» PROBLEM REQUIREMENTS
Your task is to copy every line of the records below that contains "会員登録の申し込みができません".

[Dataset excerpts]

..........

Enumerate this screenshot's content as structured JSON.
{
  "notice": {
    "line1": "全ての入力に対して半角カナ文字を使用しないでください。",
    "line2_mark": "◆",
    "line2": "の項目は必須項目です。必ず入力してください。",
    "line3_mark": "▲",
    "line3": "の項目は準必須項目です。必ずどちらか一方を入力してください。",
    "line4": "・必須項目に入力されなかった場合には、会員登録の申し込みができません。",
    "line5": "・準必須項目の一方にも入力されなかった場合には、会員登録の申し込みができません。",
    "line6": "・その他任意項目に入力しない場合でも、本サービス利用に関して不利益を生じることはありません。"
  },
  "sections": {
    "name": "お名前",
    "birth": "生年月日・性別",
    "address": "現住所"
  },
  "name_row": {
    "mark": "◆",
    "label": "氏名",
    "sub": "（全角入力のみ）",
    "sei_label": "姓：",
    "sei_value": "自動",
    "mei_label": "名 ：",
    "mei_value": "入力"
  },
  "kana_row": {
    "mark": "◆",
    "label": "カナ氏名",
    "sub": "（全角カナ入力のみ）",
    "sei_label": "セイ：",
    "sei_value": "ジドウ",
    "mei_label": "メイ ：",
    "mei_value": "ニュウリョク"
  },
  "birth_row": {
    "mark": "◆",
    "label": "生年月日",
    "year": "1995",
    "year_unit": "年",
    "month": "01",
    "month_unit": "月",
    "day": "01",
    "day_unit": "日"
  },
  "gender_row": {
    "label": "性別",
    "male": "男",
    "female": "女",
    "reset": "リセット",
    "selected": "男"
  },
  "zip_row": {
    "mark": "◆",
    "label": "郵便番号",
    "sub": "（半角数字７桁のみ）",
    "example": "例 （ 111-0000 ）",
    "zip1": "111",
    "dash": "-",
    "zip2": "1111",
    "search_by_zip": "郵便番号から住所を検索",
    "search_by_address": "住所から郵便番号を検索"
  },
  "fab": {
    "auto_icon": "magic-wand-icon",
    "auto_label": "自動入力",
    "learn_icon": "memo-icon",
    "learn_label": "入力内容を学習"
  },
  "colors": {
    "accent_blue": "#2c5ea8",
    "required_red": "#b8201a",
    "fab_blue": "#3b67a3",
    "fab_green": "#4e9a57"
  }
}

..........

» THE OUTPUT
    "line4": "・必須項目に入力されなかった場合には、会員登録の申し込みができません。",
    "line5": "・準必須項目の一方にも入力されなかった場合には、会員登録の申し込みができません。",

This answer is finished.